Task: Render every line of the records below as a Markdown table with two columns, "Row" and "Line", skipping blank lines.

^^^^^^^^

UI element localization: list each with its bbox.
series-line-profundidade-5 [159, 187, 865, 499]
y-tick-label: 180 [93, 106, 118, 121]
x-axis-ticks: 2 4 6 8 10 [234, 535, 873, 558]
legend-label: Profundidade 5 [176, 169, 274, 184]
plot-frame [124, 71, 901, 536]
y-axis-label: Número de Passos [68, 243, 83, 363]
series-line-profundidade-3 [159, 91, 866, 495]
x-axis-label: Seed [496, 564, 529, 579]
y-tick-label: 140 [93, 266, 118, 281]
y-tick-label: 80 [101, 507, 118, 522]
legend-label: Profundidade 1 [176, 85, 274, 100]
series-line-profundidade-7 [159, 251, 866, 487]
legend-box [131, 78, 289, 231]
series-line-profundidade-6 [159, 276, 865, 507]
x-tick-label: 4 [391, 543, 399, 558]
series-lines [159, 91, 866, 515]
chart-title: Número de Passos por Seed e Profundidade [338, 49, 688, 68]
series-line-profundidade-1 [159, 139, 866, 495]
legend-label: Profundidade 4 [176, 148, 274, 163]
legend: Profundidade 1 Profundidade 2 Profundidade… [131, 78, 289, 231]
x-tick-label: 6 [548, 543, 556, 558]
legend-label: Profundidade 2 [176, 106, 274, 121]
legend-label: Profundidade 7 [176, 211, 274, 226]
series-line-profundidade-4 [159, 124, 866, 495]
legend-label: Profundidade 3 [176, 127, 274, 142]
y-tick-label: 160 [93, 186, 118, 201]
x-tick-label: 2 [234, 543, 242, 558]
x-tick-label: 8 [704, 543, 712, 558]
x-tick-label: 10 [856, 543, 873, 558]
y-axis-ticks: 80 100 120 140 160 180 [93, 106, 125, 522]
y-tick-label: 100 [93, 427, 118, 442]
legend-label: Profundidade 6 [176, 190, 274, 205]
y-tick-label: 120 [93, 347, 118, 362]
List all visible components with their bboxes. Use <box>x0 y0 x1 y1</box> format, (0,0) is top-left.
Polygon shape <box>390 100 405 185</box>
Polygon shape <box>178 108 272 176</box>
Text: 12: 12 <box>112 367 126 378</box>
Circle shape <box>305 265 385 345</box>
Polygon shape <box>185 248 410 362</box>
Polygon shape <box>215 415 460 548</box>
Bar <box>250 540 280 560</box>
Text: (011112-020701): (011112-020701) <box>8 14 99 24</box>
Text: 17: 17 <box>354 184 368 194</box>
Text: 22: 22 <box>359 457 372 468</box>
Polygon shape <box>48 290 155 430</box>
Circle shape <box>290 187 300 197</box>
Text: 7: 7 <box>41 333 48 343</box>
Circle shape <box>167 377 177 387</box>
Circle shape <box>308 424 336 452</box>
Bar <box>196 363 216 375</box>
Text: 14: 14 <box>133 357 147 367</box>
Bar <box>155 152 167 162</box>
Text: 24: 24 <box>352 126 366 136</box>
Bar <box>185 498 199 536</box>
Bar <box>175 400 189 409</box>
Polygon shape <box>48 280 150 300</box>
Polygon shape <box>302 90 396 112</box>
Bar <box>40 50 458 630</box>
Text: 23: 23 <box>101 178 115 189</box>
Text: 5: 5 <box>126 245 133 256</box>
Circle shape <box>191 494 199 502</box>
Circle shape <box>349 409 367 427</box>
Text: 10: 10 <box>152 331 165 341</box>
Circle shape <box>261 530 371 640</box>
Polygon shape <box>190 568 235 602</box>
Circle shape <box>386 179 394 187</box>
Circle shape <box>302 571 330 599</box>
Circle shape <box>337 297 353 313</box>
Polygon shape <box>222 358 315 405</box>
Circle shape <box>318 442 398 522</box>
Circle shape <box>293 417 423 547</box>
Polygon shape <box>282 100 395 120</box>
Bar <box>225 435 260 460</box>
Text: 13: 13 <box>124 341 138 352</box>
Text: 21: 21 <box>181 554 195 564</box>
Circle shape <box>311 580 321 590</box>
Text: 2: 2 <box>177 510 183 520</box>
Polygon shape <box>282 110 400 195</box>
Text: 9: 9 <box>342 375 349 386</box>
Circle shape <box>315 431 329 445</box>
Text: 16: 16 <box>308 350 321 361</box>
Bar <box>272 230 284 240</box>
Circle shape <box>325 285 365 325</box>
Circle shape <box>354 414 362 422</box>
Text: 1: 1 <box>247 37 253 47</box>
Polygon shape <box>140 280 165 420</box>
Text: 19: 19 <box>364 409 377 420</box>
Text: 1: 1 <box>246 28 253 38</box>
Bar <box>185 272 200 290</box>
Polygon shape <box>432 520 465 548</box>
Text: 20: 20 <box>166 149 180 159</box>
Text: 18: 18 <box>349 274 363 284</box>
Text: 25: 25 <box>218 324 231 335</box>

^^^^^^^^

Finished task:
| Row | Line |
|---|---|
| 1 | UI element localization: list each with its bbox. |
| 2 | series-line-profundidade-5 [159, 187, 865, 499] |
| 3 | y-tick-label: 180 [93, 106, 118, 121] |
| 4 | x-axis-ticks: 2 4 6 8 10 [234, 535, 873, 558] |
| 5 | legend-label: Profundidade 5 [176, 169, 274, 184] |
| 6 | plot-frame [124, 71, 901, 536] |
| 7 | y-axis-label: Número de Passos [68, 243, 83, 363] |
| 8 | series-line-profundidade-3 [159, 91, 866, 495] |
| 9 | x-axis-label: Seed [496, 564, 529, 579] |
| 10 | y-tick-label: 140 [93, 266, 118, 281] |
| 11 | y-tick-label: 80 [101, 507, 118, 522] |
| 12 | legend-label: Profundidade 1 [176, 85, 274, 100] |
| 13 | series-line-profundidade-7 [159, 251, 866, 487] |
| 14 | legend-box [131, 78, 289, 231] |
| 15 | series-line-profundidade-6 [159, 276, 865, 507] |
| 16 | x-tick-label: 4 [391, 543, 399, 558] |
| 17 | series-lines [159, 91, 866, 515] |
| 18 | chart-title: Número de Passos por Seed e Profundidade [338, 49, 688, 68] |
| 19 | series-line-profundidade-1 [159, 139, 866, 495] |
| 20 | legend-label: Profundidade 4 [176, 148, 274, 163] |
| 21 | legend: Profundidade 1 Profundidade 2 Profundidade… [131, 78, 289, 231] |
| 22 | x-tick-label: 6 [548, 543, 556, 558] |
| 23 | legend-label: Profundidade 2 [176, 106, 274, 121] |
| 24 | legend-label: Profundidade 7 [176, 211, 274, 226] |
| 25 | series-line-profundidade-4 [159, 124, 866, 495] |
| 26 | legend-label: Profundidade 3 [176, 127, 274, 142] |
| 27 | y-tick-label: 160 [93, 186, 118, 201] |
| 28 | x-tick-label: 2 [234, 543, 242, 558] |
| 29 | x-tick-label: 8 [704, 543, 712, 558] |
| 30 | x-tick-label: 10 [856, 543, 873, 558] |
| 31 | y-axis-ticks: 80 100 120 140 160 180 [93, 106, 125, 522] |
| 32 | y-tick-label: 100 [93, 427, 118, 442] |
| 33 | legend-label: Profundidade 6 [176, 190, 274, 205] |
| 34 | y-tick-label: 120 [93, 347, 118, 362] |
| 35 | List all visible components with their bboxes. Use <box>x0 y0 x1 y1</box> format, (0,0) is top-left. |
| 36 | Polygon shape <box>390 100 405 185</box> |
| 37 | Polygon shape <box>178 108 272 176</box> |
| 38 | Text: 12: 12 <box>112 367 126 378</box> |
| 39 | Circle shape <box>305 265 385 345</box> |
| 40 | Polygon shape <box>185 248 410 362</box> |
| 41 | Polygon shape <box>215 415 460 548</box> |
| 42 | Bar <box>250 540 280 560</box> |
| 43 | Text: (011112-020701): (011112-020701) <box>8 14 99 24</box> |
| 44 | Text: 17: 17 <box>354 184 368 194</box> |
| 45 | Text: 22: 22 <box>359 457 372 468</box> |
| 46 | Polygon shape <box>48 290 155 430</box> |
| 47 | Circle shape <box>290 187 300 197</box> |
| 48 | Text: 7: 7 <box>41 333 48 343</box> |
| 49 | Circle shape <box>167 377 177 387</box> |
| 50 | Circle shape <box>308 424 336 452</box> |
| 51 | Bar <box>196 363 216 375</box> |
| 52 | Text: 14: 14 <box>133 357 147 367</box> |
| 53 | Bar <box>155 152 167 162</box> |
| 54 | Text: 24: 24 <box>352 126 366 136</box> |
| 55 | Bar <box>185 498 199 536</box> |
| 56 | Bar <box>175 400 189 409</box> |
| 57 | Polygon shape <box>48 280 150 300</box> |
| 58 | Polygon shape <box>302 90 396 112</box> |
| 59 | Bar <box>40 50 458 630</box> |
| 60 | Text: 23: 23 <box>101 178 115 189</box> |
| 61 | Text: 5: 5 <box>126 245 133 256</box> |
| 62 | Circle shape <box>191 494 199 502</box> |
| 63 | Circle shape <box>349 409 367 427</box> |
| 64 | Text: 10: 10 <box>152 331 165 341</box> |
| 65 | Circle shape <box>261 530 371 640</box> |
| 66 | Polygon shape <box>190 568 235 602</box> |
| 67 | Circle shape <box>386 179 394 187</box> |
| 68 | Circle shape <box>302 571 330 599</box> |
| 69 | Circle shape <box>337 297 353 313</box> |
| 70 | Polygon shape <box>222 358 315 405</box> |
| 71 | Circle shape <box>318 442 398 522</box> |
| 72 | Circle shape <box>293 417 423 547</box> |
| 73 | Polygon shape <box>282 100 395 120</box> |
| 74 | Bar <box>225 435 260 460</box> |
| 75 | Text: 13: 13 <box>124 341 138 352</box> |
| 76 | Text: 21: 21 <box>181 554 195 564</box> |
| 77 | Circle shape <box>311 580 321 590</box> |
| 78 | Text: 2: 2 <box>177 510 183 520</box> |
| 79 | Polygon shape <box>282 110 400 195</box> |
| 80 | Text: 9: 9 <box>342 375 349 386</box> |
| 81 | Circle shape <box>315 431 329 445</box> |
| 82 | Text: 16: 16 <box>308 350 321 361</box> |
| 83 | Bar <box>272 230 284 240</box> |
| 84 | Circle shape <box>325 285 365 325</box> |
| 85 | Circle shape <box>354 414 362 422</box> |
| 86 | Text: 1: 1 <box>247 37 253 47</box> |
| 87 | Polygon shape <box>140 280 165 420</box> |
| 88 | Text: 19: 19 <box>364 409 377 420</box> |
| 89 | Text: 1: 1 <box>246 28 253 38</box> |
| 90 | Bar <box>185 272 200 290</box> |
| 91 | Polygon shape <box>432 520 465 548</box> |
| 92 | Text: 20: 20 <box>166 149 180 159</box> |
| 93 | Text: 18: 18 <box>349 274 363 284</box> |
| 94 | Text: 25: 25 <box>218 324 231 335</box> |